§ Estratto selezionato:
★ ★ ★ ★

Rémi aveva 21 anni e, appassionato della natura, ha incrociato l’esperienza umana e di lotta delle ZAD. È stato ucciso dalle armi della polizia francese, beffardamente chiamate non letali. Poteva essere chiunque di noi, tra chi resiste ai piccoli e grandi soprusi quotidiani. Quella notte Rémi ha visto i bagliori delle granate della polizia e annusato l’aria impregnata dai lacrimogeni. Chi era con lui l’ha visto allontanarsi verso coloro che resistevano agli attacchi polizieschi esclamando: “Allez! Il faut aller!”

Bisogna andare e bisogna esserci, dicevi, adesso sta a noi continuare.

★ ★ ★ ★

§ Materiale fornito:
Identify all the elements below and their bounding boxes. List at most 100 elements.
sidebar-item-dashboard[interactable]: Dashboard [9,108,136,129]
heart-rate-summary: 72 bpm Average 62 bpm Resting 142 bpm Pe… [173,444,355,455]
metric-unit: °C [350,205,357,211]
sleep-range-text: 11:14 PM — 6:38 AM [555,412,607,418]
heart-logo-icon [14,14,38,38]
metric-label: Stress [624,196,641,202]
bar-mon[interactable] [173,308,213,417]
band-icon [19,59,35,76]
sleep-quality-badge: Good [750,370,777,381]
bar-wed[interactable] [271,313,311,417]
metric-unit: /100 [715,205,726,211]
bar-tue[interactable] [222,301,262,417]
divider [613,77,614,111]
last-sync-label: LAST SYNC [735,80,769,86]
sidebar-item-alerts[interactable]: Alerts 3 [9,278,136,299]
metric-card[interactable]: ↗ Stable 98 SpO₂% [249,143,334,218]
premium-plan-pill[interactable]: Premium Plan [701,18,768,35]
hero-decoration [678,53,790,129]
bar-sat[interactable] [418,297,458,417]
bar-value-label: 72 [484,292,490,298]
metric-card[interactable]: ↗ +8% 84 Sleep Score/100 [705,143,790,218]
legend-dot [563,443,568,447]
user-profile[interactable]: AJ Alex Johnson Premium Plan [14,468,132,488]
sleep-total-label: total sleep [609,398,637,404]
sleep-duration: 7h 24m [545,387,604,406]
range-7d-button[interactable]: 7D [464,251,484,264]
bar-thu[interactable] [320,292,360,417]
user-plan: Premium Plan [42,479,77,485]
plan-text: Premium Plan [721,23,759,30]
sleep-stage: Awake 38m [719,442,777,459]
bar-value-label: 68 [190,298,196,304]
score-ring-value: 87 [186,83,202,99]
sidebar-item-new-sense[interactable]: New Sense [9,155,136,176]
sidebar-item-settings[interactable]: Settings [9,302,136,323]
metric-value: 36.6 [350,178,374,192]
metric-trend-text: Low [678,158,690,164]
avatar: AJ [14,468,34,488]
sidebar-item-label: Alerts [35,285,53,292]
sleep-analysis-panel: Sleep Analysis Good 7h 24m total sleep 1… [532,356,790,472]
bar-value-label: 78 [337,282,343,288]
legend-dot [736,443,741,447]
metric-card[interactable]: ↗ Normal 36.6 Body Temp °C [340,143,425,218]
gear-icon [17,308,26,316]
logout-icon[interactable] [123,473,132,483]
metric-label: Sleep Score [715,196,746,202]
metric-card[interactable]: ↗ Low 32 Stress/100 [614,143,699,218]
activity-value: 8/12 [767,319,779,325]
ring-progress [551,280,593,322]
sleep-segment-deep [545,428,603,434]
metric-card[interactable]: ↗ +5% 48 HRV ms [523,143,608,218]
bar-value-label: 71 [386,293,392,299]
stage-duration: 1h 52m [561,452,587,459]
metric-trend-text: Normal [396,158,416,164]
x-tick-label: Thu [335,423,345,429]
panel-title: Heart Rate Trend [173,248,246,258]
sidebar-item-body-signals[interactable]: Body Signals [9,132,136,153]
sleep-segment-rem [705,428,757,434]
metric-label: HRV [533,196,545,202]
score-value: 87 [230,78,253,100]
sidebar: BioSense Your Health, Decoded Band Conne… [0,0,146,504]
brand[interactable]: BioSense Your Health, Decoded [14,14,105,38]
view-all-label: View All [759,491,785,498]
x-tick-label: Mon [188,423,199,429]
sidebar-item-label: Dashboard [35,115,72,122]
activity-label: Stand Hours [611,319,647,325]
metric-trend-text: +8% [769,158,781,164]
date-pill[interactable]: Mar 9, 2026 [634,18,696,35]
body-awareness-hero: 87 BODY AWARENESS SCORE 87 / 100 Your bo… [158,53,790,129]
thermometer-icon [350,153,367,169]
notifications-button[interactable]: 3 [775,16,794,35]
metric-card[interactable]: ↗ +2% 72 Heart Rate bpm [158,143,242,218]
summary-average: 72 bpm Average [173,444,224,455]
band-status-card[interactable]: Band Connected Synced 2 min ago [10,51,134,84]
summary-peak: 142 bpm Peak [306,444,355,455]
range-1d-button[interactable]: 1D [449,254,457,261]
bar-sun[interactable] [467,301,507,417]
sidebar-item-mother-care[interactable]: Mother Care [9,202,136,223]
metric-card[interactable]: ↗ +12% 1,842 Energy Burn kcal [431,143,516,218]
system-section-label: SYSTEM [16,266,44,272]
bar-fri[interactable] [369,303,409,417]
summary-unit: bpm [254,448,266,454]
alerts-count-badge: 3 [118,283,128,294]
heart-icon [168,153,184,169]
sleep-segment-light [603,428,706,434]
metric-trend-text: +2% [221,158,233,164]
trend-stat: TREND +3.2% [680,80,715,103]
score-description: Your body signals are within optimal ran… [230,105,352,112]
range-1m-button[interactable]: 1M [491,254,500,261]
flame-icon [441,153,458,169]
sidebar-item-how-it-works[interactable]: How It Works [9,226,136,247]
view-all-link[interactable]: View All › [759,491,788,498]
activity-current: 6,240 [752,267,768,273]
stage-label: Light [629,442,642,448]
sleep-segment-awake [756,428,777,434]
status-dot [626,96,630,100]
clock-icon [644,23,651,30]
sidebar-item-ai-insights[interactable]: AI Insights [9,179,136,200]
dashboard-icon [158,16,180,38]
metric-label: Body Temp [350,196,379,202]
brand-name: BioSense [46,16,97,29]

★ ★ ★ ★

§ Serie di compiti:
a. Secondo il testo su Rémi, quanti anni aveva Rémi?
b. Inserisci in una tabella Markdown con le colonne "n" e "Riga" le righe dei record, partendo dalla prima e arrivando a quella che contiene "sleep-quality-badge: Good [750,370,777,381]", entrambe incluse, senza le righe vuote.

§ Risposte ai compiti:
a. Aveva 21 anni.

b.
| n | Riga |
|---|---|
| 1 | Identify all the elements below and their bounding boxes. List at most 100 elements. |
| 2 | sidebar-item-dashboard[interactable]: Dashboard [9,108,136,129] |
| 3 | heart-rate-summary: 72 bpm Average 62 bpm Resting 142 bpm Pe… [173,444,355,455] |
| 4 | metric-unit: °C [350,205,357,211] |
| 5 | sleep-range-text: 11:14 PM — 6:38 AM [555,412,607,418] |
| 6 | heart-logo-icon [14,14,38,38] |
| 7 | metric-label: Stress [624,196,641,202] |
| 8 | bar-mon[interactable] [173,308,213,417] |
| 9 | band-icon [19,59,35,76] |
| 10 | sleep-quality-badge: Good [750,370,777,381] |